- **Extract**:
########################################

Re: Here is the point some of us disagree on: is a drug discourse going on?

> >There is NO dominant discourse in modern society which encourages drug
use.
>
> Perhaps it is the word Modern that confuses the discussion.
> - There was no dominant discourse in Modern society that encouraged drug
> use.
> - Perhaps there is a dominant discourse in Postmodern society that
> encourages drug use.

Can't we apply perhaps the logic of 'The Will to Knowledge' here and say
that, just as sex was encouraged while being prohibited as part of the same
strategy, the same is true of drugs? It seems to me that something like this
is definitely going on.
The thing I find most interesting is the way that making it more difficult
to smoke cigarettes in the UK has gone along in recent years with an
increase in teen smoking - I started smoking myself in the same period,
attracted by the way being a smoker made me feel about myself, i.e. good,
valuable, rebellious, etc. - despite having read Foucault! I might add that
I recently stopped after considering the reasons why I was smoking and its
generally detrimental effects on me.

########################################

- **Information shown**:
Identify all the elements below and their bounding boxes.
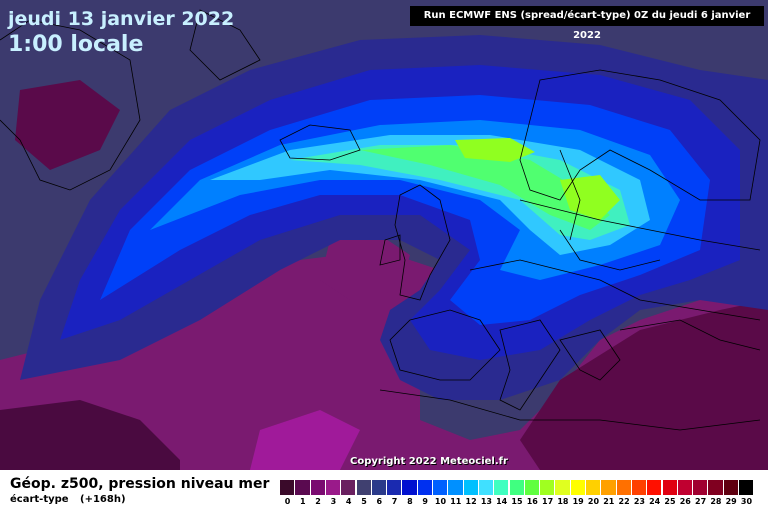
- legend-swatch: [524, 480, 541, 495]
- legend-label: 15: [511, 497, 523, 506]
- legend-label: 3: [330, 497, 337, 506]
- purple-zone-greenland: [15, 80, 120, 170]
- legend-swatch: [310, 480, 326, 495]
- legend-label: 23: [633, 497, 645, 506]
- legend-label: 2: [315, 497, 321, 506]
- lead-time: (+168h): [80, 494, 126, 505]
- purple-zone-atlantic: [320, 235, 410, 300]
- legend-swatch: [693, 480, 709, 495]
- legend-label: 14: [496, 497, 508, 506]
- legend-swatch: [433, 480, 449, 495]
- legend-label: 17: [542, 497, 554, 506]
- legend-swatch: [616, 480, 632, 495]
- legend-swatch: [555, 480, 571, 495]
- map-title: Géop. z500, pression niveau mer: [10, 476, 270, 492]
- legend-swatch: [463, 480, 479, 495]
- legend-label: 25: [664, 497, 676, 506]
- legend-swatch: [387, 480, 403, 495]
- legend-swatch: [662, 480, 678, 495]
- coastlines: [0, 9, 761, 431]
- legend-label: 13: [480, 497, 492, 506]
- legend-swatch: [494, 480, 510, 495]
- dark-zone-se: [520, 300, 768, 470]
- legend-swatch: [586, 480, 602, 495]
- legend-label: 11: [450, 497, 462, 506]
- legend-label: 18: [557, 497, 569, 506]
- legend-swatch: [280, 480, 296, 495]
- magenta-zone-sw: [250, 410, 360, 470]
- legend-swatch: [448, 480, 464, 495]
- legend-label: 21: [603, 497, 615, 506]
- legend-label: 6: [376, 497, 383, 506]
- legend-label: 5: [361, 497, 367, 506]
- legend-swatch: [371, 480, 388, 495]
- map-subtitle: écart-type: [10, 494, 69, 505]
- legend-swatch: [417, 480, 433, 495]
- spread-band: [20, 35, 768, 400]
- legend-label: 4: [345, 497, 352, 506]
- legend-label: 9: [422, 497, 428, 506]
- legend-label: 0: [284, 497, 291, 506]
- legend-label: 19: [572, 497, 584, 506]
- legend-label: 20: [587, 497, 600, 506]
- legend-label: 12: [465, 497, 477, 506]
- legend-swatch: [402, 480, 418, 495]
- legend-swatch: [723, 480, 739, 495]
- copyright: Copyright 2022 Meteociel.fr: [350, 456, 508, 467]
- legend-swatch: [478, 480, 495, 495]
- legend-label: 26: [679, 497, 691, 506]
- run-info: Run ECMWF ENS (spread/écart-type) 0Z du …: [410, 6, 764, 41]
- legend-swatch: [708, 480, 724, 495]
- legend-swatch: [295, 480, 311, 495]
- legend-label: 8: [407, 497, 413, 506]
- color-legend: 0 1 2 3 4 5 6 7 8 9 10 11 12 13 14 15 16 17 18 19 20 21 22 23 24…: [280, 480, 755, 510]
- legend-label: 10: [434, 497, 447, 506]
- forecast-date: jeudi 13 janvier 2022: [8, 8, 235, 30]
- legend-swatch: [570, 480, 586, 495]
- legend-swatch: [540, 480, 556, 495]
- legend-label: 7: [391, 497, 398, 506]
- legend-swatch: [677, 480, 694, 495]
- legend-label: 24: [649, 497, 661, 506]
- legend-swatch: [739, 480, 755, 495]
- legend-label: 28: [710, 497, 722, 506]
- legend-swatch: [647, 480, 663, 495]
- legend-label: 16: [526, 497, 538, 506]
- dark-zone-sw: [0, 400, 180, 470]
- legend-label: 30: [740, 497, 753, 506]
- legend-swatch: [356, 480, 372, 495]
- spread-map: [0, 0, 768, 470]
- legend-label: 22: [618, 497, 630, 506]
- legend-swatch: [601, 480, 617, 495]
- legend-label: 27: [695, 497, 707, 506]
- legend-swatch: [631, 480, 648, 495]
- legend-swatch: [341, 480, 357, 495]
- legend-label: 29: [725, 497, 737, 506]
- legend-label: 1: [300, 497, 306, 506]
- legend-swatch: [325, 480, 342, 495]
- legend-swatch: [509, 480, 525, 495]
- forecast-time: 1:00 locale: [8, 32, 144, 57]
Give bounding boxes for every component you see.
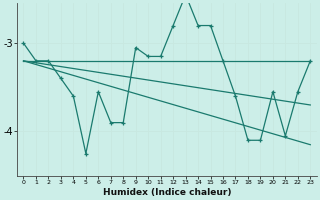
X-axis label: Humidex (Indice chaleur): Humidex (Indice chaleur) — [103, 188, 231, 197]
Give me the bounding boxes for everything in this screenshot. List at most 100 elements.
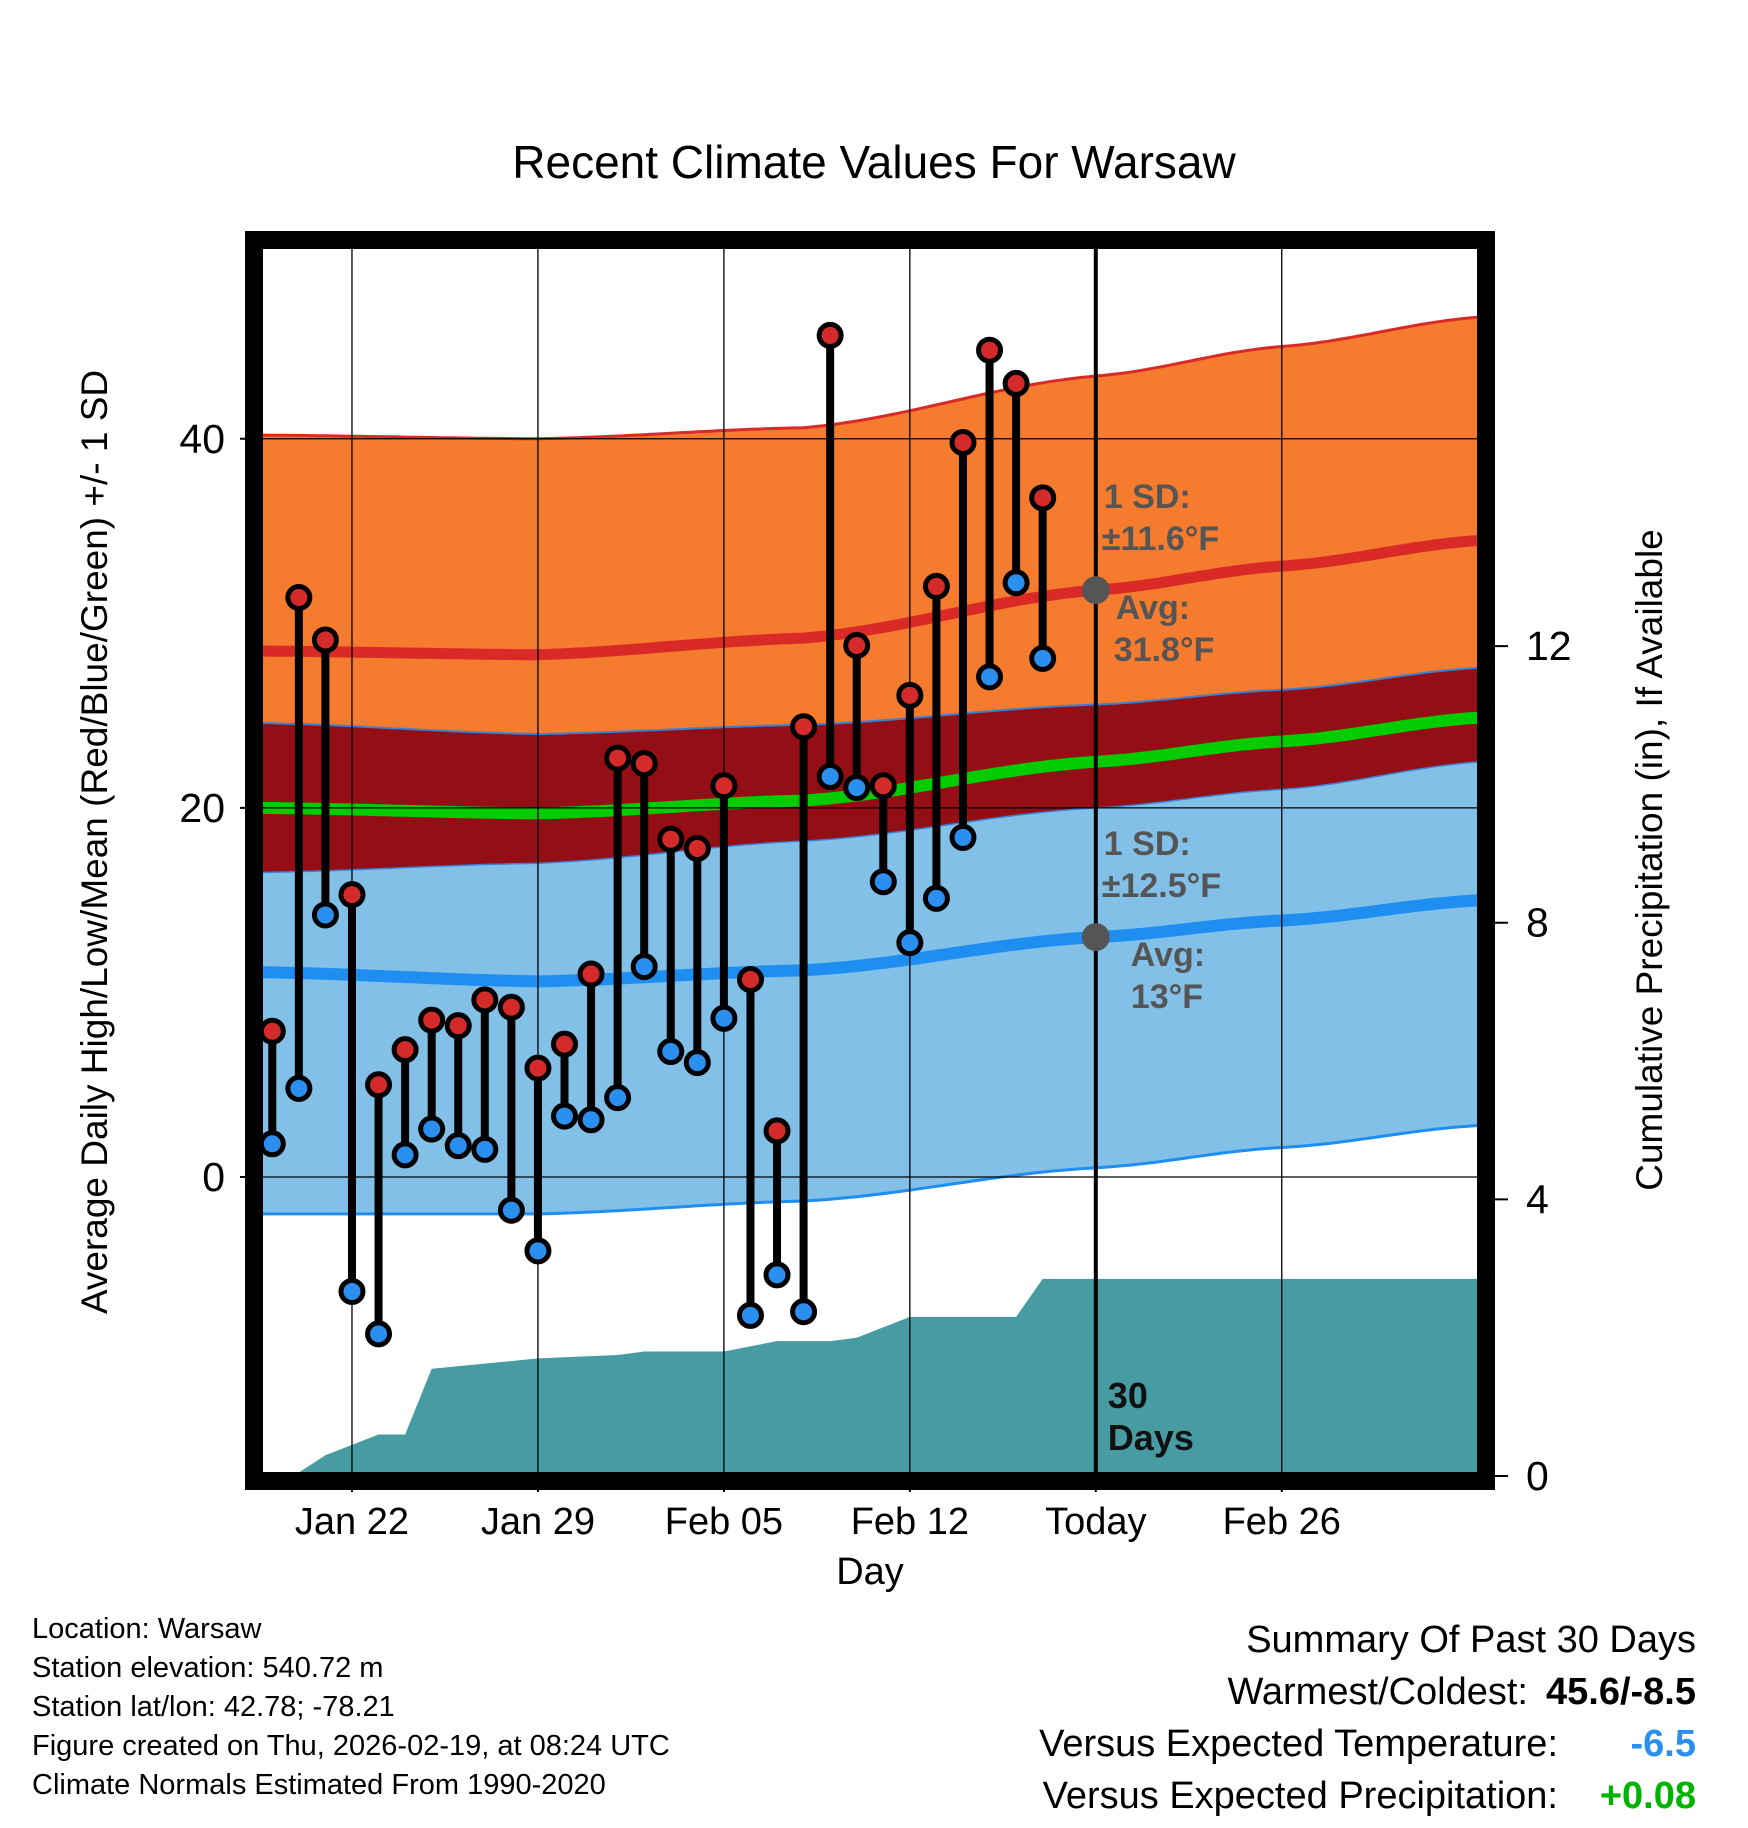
x-tick-label: Feb 05 xyxy=(665,1501,783,1543)
summary-warm-cold: Warmest/Coldest: 45.6/-8.5 xyxy=(1039,1666,1696,1718)
daily-high-point xyxy=(471,986,499,1014)
daily-low-point xyxy=(790,1298,818,1326)
high-avg-marker xyxy=(1081,576,1110,605)
daily-low-point xyxy=(736,1301,764,1329)
y-axis-left-label: Average Daily High/Low/Mean (Red/Blue/Gr… xyxy=(74,370,115,1314)
footer-location: Location: Warsaw xyxy=(32,1613,262,1645)
daily-high-point xyxy=(816,321,844,349)
daily-low-point xyxy=(976,663,1004,691)
daily-low-point xyxy=(816,763,844,791)
daily-low-point xyxy=(311,901,339,929)
footer-info: Location: Warsaw Station elevation: 540.… xyxy=(32,1610,670,1805)
daily-low-point xyxy=(418,1115,446,1143)
y-left-tick-label: 0 xyxy=(202,1154,225,1200)
daily-low-point xyxy=(551,1102,578,1130)
daily-high-point xyxy=(551,1030,578,1058)
precipitation-area xyxy=(259,1278,1481,1476)
daily-low-point xyxy=(896,929,924,957)
daily-high-point xyxy=(285,584,313,612)
normal-low-mean-line xyxy=(259,894,1481,988)
low-sd-label: 1 SD: xyxy=(1104,825,1191,863)
x-axis-label: Day xyxy=(836,1551,904,1593)
days-unit-label: Days xyxy=(1108,1417,1194,1458)
plot-frame xyxy=(245,231,1495,1490)
low-avg-value: 13°F xyxy=(1131,978,1203,1016)
summary-heading: Summary Of Past 30 Days xyxy=(1246,1619,1696,1661)
x-tick-label: Today xyxy=(1045,1501,1146,1543)
daily-low-point xyxy=(630,953,658,981)
chart-title: Recent Climate Values For Warsaw xyxy=(512,136,1236,188)
normal-low-lower-line xyxy=(259,1123,1481,1216)
daily-high-point xyxy=(922,572,950,600)
high-avg-label: Avg: xyxy=(1116,589,1190,627)
daily-high-point xyxy=(311,626,339,654)
x-tick-label: Feb 12 xyxy=(851,1501,969,1543)
days-count-label: 30 xyxy=(1108,1375,1148,1416)
daily-high-point xyxy=(683,835,711,863)
daily-low-point xyxy=(471,1135,499,1163)
y-right-tick-label: 12 xyxy=(1526,623,1572,669)
daily-high-point xyxy=(577,960,605,988)
daily-high-point xyxy=(365,1071,393,1099)
normal-mean-line xyxy=(259,711,1481,820)
daily-high-point xyxy=(1029,484,1057,512)
daily-low-point xyxy=(710,1004,738,1032)
daily-low-point xyxy=(258,1130,286,1158)
y-right-tick-label: 4 xyxy=(1526,1176,1549,1222)
climate-chart: Recent Climate Values For Warsaw 1 SD: ±1… xyxy=(74,136,1670,1593)
summary-warm-cold-label: Warmest/Coldest: xyxy=(1227,1671,1528,1713)
daily-low-point xyxy=(843,774,871,802)
daily-low-point xyxy=(391,1141,419,1169)
daily-high-point xyxy=(949,428,977,456)
daily-high-point xyxy=(418,1006,446,1034)
daily-low-point xyxy=(657,1038,685,1066)
y-axis-right-label: Cumulative Precipitation (in), If Availa… xyxy=(1629,529,1670,1191)
footer-normals: Climate Normals Estimated From 1990-2020 xyxy=(32,1769,606,1801)
y-right-tick-label: 0 xyxy=(1526,1453,1549,1499)
summary-panel: Summary Of Past 30 Days Warmest/Coldest:… xyxy=(1039,1614,1696,1822)
daily-high-point xyxy=(338,881,366,909)
y-right-tick-label: 8 xyxy=(1526,900,1549,946)
daily-low-point xyxy=(365,1320,393,1348)
normal-high-lower-line xyxy=(259,666,1481,736)
daily-low-point xyxy=(604,1084,632,1112)
daily-low-point xyxy=(683,1049,711,1077)
daily-high-point xyxy=(657,825,685,853)
footer-elevation: Station elevation: 540.72 m xyxy=(32,1652,384,1684)
normal-overlap-band xyxy=(259,667,1481,873)
daily-high-point xyxy=(790,713,818,741)
summary-temp-value: -6.5 xyxy=(1630,1723,1696,1765)
y-left-tick-label: 40 xyxy=(179,416,225,462)
daily-low-point xyxy=(922,884,950,912)
normal-high-mean-line xyxy=(259,534,1481,661)
low-avg-label: Avg: xyxy=(1131,936,1205,974)
daily-low-point xyxy=(949,823,977,851)
footer-created: Figure created on Thu, 2026-02-19, at 08… xyxy=(32,1730,670,1762)
daily-low-point xyxy=(497,1196,525,1224)
daily-low-point xyxy=(524,1237,552,1265)
daily-high-point xyxy=(604,744,632,772)
daily-high-point xyxy=(497,993,525,1021)
daily-high-point xyxy=(736,966,764,994)
daily-high-point xyxy=(391,1036,419,1064)
daily-high-point xyxy=(524,1054,552,1082)
daily-low-point xyxy=(869,868,897,896)
normal-high-sd-band xyxy=(259,317,1481,735)
daily-high-point xyxy=(630,750,658,778)
summary-precip: Versus Expected Precipitation: +0.08 xyxy=(1039,1770,1696,1822)
daily-low-point xyxy=(577,1106,605,1134)
footer-latlon: Station lat/lon: 42.78; -78.21 xyxy=(32,1691,395,1723)
daily-high-point xyxy=(763,1117,791,1145)
x-tick-label: Feb 26 xyxy=(1223,1501,1341,1543)
normal-low-upper-line xyxy=(259,761,1481,874)
high-avg-value: 31.8°F xyxy=(1114,631,1215,669)
daily-high-point xyxy=(258,1017,286,1045)
daily-low-point xyxy=(1029,644,1057,672)
summary-precip-value: +0.08 xyxy=(1599,1775,1696,1817)
daily-low-point xyxy=(444,1132,472,1160)
daily-high-point xyxy=(444,1012,472,1040)
daily-low-point xyxy=(338,1277,366,1305)
low-avg-marker xyxy=(1081,923,1110,952)
y-left-tick-label: 20 xyxy=(179,785,225,831)
summary-temp: Versus Expected Temperature: -6.5 xyxy=(1039,1718,1696,1770)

########################################

In the post on drug discourse, what has accompanied the move to make smoking cigarettes in the UK more difficult?

An increase in teen smoking.